## What the task requires
Can you write what comes next in the xarray toy weather notebook, picking up right after its last line?

## Given passage
_ _ _ _ _ _ _

{
 "cells": [
  {
   "cell_type": "markdown",
   "metadata": {},
   "source": [
    "# Toy weather data\n",
    "\n",
    "Here is an example of how to easily manipulate a toy weather dataset using\n",
    "xarray and other recommended Python libraries:"
   ]
  },
  {
   "cell_type": "code",
   "execution_count": null,
   "metadata": {
    "ExecuteTime": {
     "end_time": "2020-01-27T15:43:36.127628Z",
     "start_time": "2020-01-27T15:43:36.081733Z"
    }
   },
   "outputs": [],
   "source": [
    "import numpy as np\n",
    "import pandas as pd\n",
    "import seaborn as sns\n",
    "\n",
    "import xarray as xr\n",
    "\n",
    "np.random.seed(123)\n",
    "\n",
    "xr.set_options(display_style=\"html\")\n",
    "\n",
    "times = pd.date_range(\"2000-01-01\", \"2001-12-31\", name=\"time\")\n",
    "annual_cycle = np.sin(2 * np.pi * (times.dayofyear.values / 365.25 - 0.28))\n",
    "\n",
    "base = 10 + 15 * annual_cycle.reshape(-1, 1)\n",
    "tmin_values = base + 3 * np.random.randn(annual_cycle.size, 3)\n",
    "tmax_values = base + 10 + 3 * np.random.randn(annual_cycle.size, 3)\n",
    "\n",
    "ds = xr.Dataset(\n",
    "    {\n",
    "        \"tmin\": ((\"time\", \"location\"), tmin_values),\n",
    "        \"tmax\": ((\"time\", \"location\"), tmax_values),\n",
    "    },\n",
    "    {\"time\": times, \"location\": [\"IA\", \"IN\", \"IL\"]},\n",
    ")\n",
    "\n",
    "ds"

_ _ _ _ _ _ _

## Entries shown

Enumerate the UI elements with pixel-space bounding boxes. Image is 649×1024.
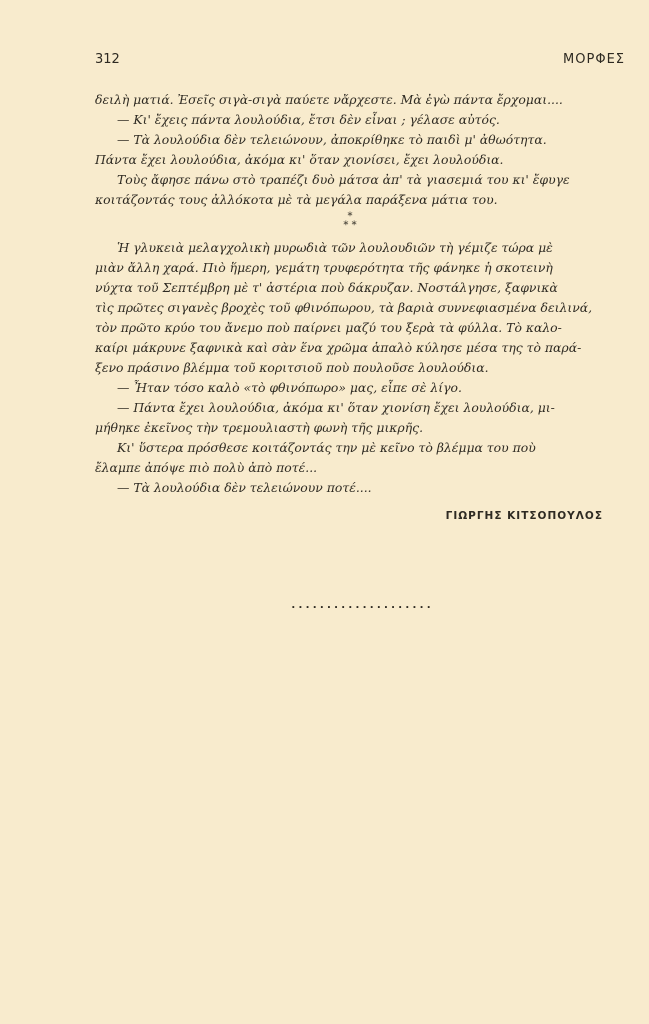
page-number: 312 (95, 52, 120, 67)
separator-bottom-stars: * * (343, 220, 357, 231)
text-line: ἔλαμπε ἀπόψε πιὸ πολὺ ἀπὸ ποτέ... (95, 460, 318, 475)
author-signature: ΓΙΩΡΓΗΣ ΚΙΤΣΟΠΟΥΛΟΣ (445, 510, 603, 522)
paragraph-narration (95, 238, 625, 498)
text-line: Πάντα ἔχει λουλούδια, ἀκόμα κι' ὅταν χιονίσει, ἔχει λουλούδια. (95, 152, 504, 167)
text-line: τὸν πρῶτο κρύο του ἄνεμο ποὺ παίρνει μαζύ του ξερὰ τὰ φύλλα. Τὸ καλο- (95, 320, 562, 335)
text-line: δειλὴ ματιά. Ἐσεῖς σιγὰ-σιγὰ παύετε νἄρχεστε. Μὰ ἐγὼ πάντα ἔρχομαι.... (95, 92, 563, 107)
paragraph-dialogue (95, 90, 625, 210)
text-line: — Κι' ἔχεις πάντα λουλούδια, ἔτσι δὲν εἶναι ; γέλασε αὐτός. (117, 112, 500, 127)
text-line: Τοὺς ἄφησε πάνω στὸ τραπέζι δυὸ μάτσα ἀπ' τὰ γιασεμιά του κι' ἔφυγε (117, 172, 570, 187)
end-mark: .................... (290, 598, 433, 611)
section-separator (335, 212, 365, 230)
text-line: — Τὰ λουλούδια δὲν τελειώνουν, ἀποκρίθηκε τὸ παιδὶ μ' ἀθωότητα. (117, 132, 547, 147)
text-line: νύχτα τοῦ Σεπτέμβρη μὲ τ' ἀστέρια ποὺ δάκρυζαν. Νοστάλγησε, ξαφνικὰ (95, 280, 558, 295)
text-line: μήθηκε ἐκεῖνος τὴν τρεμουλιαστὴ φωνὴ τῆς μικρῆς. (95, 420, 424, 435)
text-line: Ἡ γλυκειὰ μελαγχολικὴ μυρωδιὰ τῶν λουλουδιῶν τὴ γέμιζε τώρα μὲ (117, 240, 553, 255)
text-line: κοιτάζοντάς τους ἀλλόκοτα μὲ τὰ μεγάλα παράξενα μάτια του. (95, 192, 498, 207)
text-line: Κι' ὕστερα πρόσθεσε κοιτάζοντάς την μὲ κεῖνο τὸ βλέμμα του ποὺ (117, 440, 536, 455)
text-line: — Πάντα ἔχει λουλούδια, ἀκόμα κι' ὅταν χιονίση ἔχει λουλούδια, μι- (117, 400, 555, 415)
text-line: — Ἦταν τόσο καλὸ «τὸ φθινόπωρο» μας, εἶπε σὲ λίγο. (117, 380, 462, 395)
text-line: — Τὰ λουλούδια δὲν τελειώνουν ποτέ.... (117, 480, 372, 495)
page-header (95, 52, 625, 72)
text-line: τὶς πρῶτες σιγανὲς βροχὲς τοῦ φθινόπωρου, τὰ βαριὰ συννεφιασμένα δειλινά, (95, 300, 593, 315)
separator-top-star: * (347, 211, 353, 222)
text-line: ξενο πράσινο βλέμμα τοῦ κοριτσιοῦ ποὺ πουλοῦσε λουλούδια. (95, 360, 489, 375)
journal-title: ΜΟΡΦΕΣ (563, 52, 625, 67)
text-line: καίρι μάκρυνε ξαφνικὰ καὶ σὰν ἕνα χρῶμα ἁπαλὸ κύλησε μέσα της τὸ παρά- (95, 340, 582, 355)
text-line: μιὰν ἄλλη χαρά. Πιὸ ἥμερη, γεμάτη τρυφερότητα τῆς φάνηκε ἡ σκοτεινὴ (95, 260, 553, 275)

_ _ _ _ _ _ _

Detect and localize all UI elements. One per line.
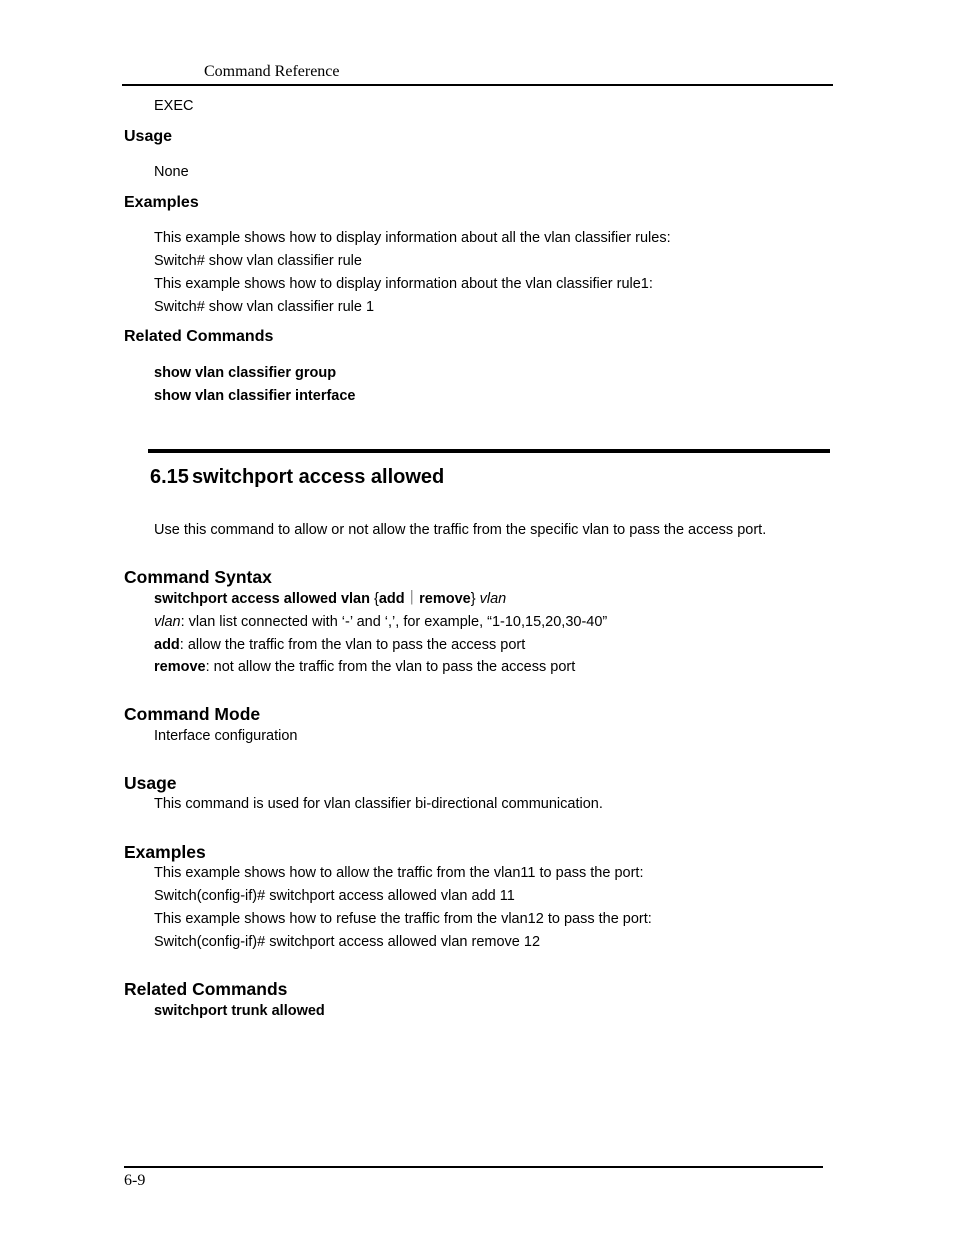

_ _ _ _ _ _ _

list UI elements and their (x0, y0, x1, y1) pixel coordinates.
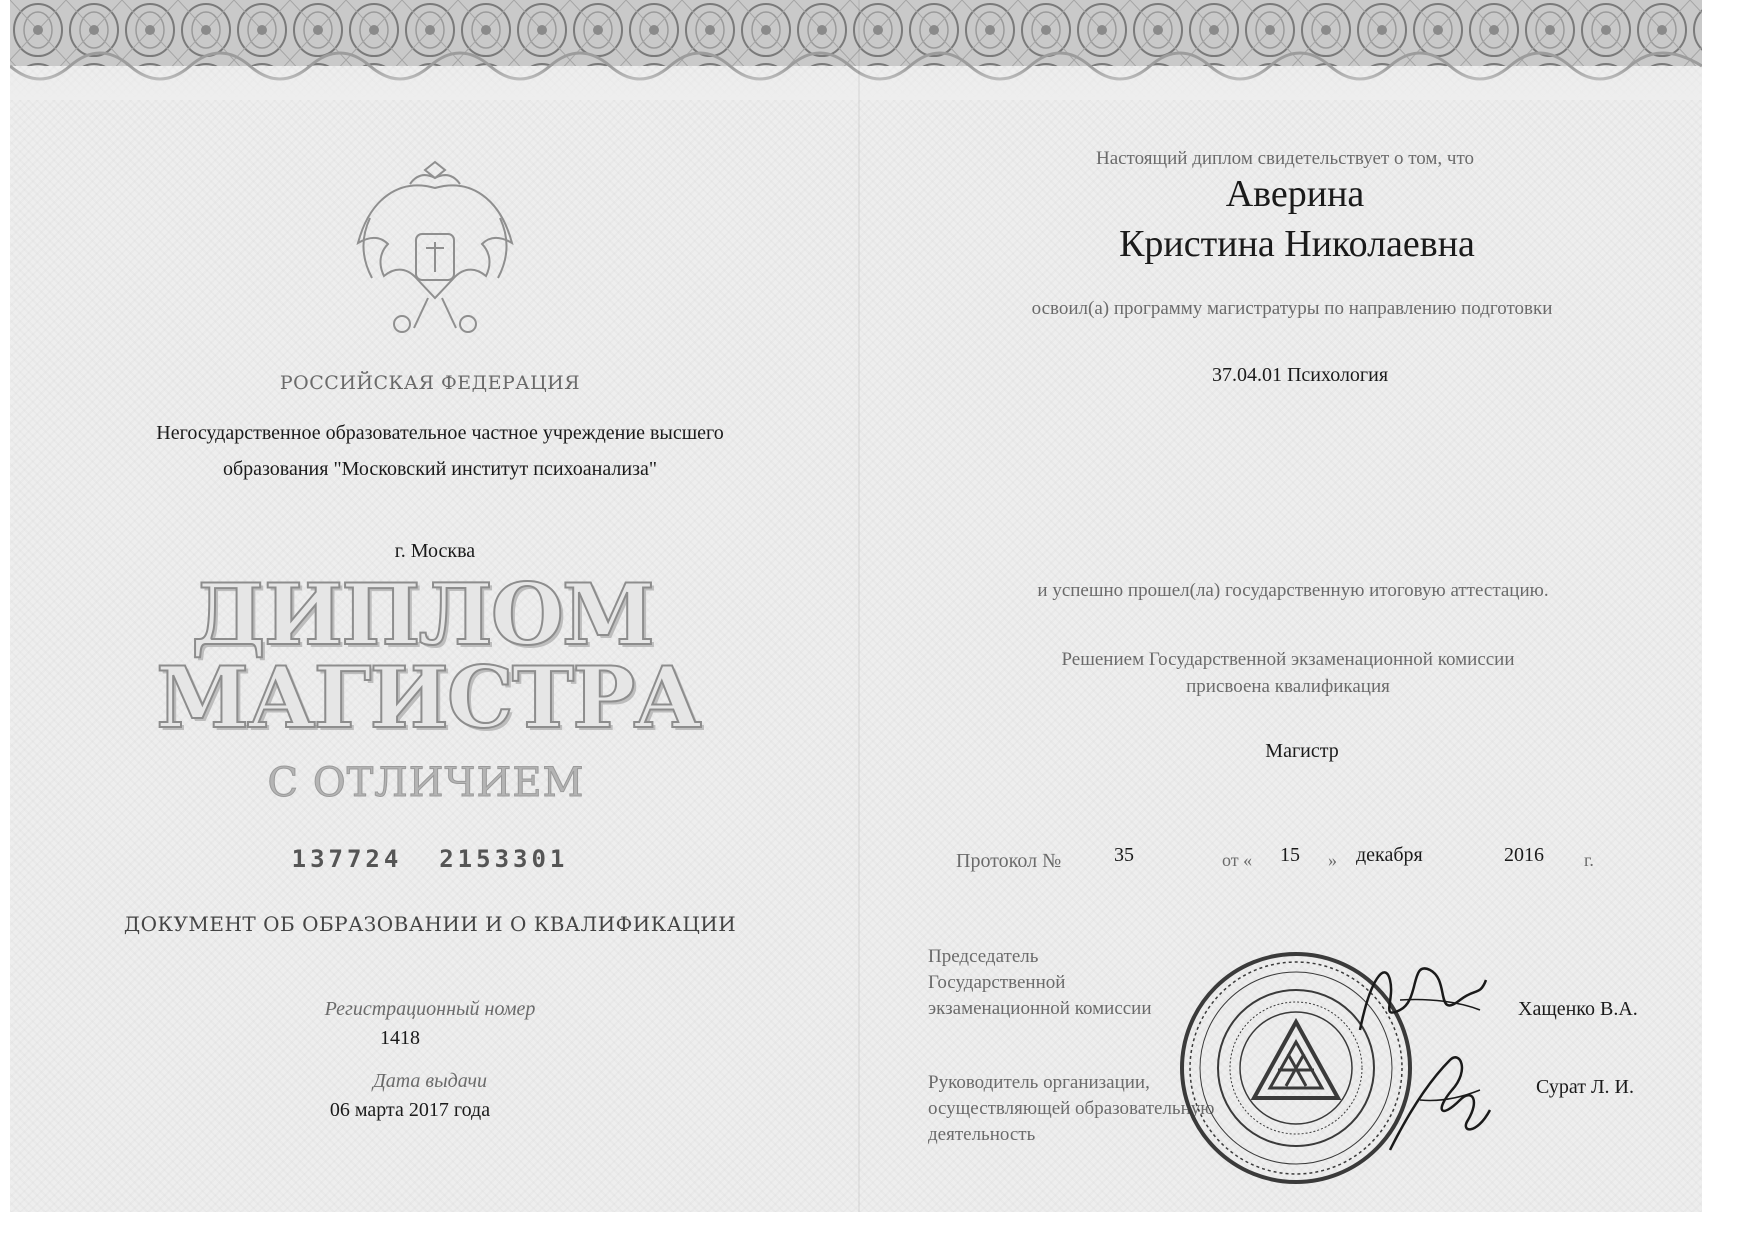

_ _ _ _ _ _ _

## Answer to the exercise
   ]
  },
  {
   "cell_type": "markdown",
   "metadata": {},
   "source": [
    "## Examine a dataset with pandas and seaborn"
   ]
  },
  {
   "cell_type": "markdown",
   "metadata": {},
   "source": [
    "### Convert to a pandas DataFrame"
   ]
  },
  {
   "cell_type": "code",
   "execution_count": null,
   "metadata": {
    "ExecuteTime": {
     "end_time": "2020-01-27T15:47:14.160297Z",
     "start_time": "2020-01-27T15:47:14.126738Z"
    }
   },
   "outputs": [],
   "source": [
    "df = ds.to_dataframe()\n",
    "df.head()"
   ]
  },
  {
   "cell_type": "code",
   "execution_count": null,
   "metadata": {
    "ExecuteTime": {
     "end_time": "2020-01-27T15:47:32.682065Z",
     "start_time": "2020-01-27T15:47:32.652629Z"
    }
   },
   "outputs": [],
   "source": [
    "df.describe()"
   ]
  },
  {
   "cell_type": "markdown",
   "metadata": {},
   "source": [
    "### Visualize using pandas"
   ]
  },
  {
   "cell_type": "code",
   "execution_count": null,
   "metadata": {
    "ExecuteTime": {
     "end_time": "2020-01-27T15:47:34.617042Z",
     "start_time": "2020-01-27T15:47:34.282605Z"
    }
   },
   "outputs": [],
   "source": [
    "ds.mean(dim=\"location\").to_dataframe().plot()"
   ]
  },
  {
   "cell_type": "markdown",
   "metadata": {},
   "source": [
    "### Visualize using seaborn"
   ]
  },
  {
   "cell_type": "code",
   "execution_count": null,
   "metadata": {
    "ExecuteTime": {
     "end_time": "2020-01-27T15:47:37.643175Z",
     "start_time": "2020-01-27T15:47:37.202479Z"
    }
   },
   "outputs": [],
   "source": [
    "sns.pairplot(df.reset_index(), vars=ds.data_vars)"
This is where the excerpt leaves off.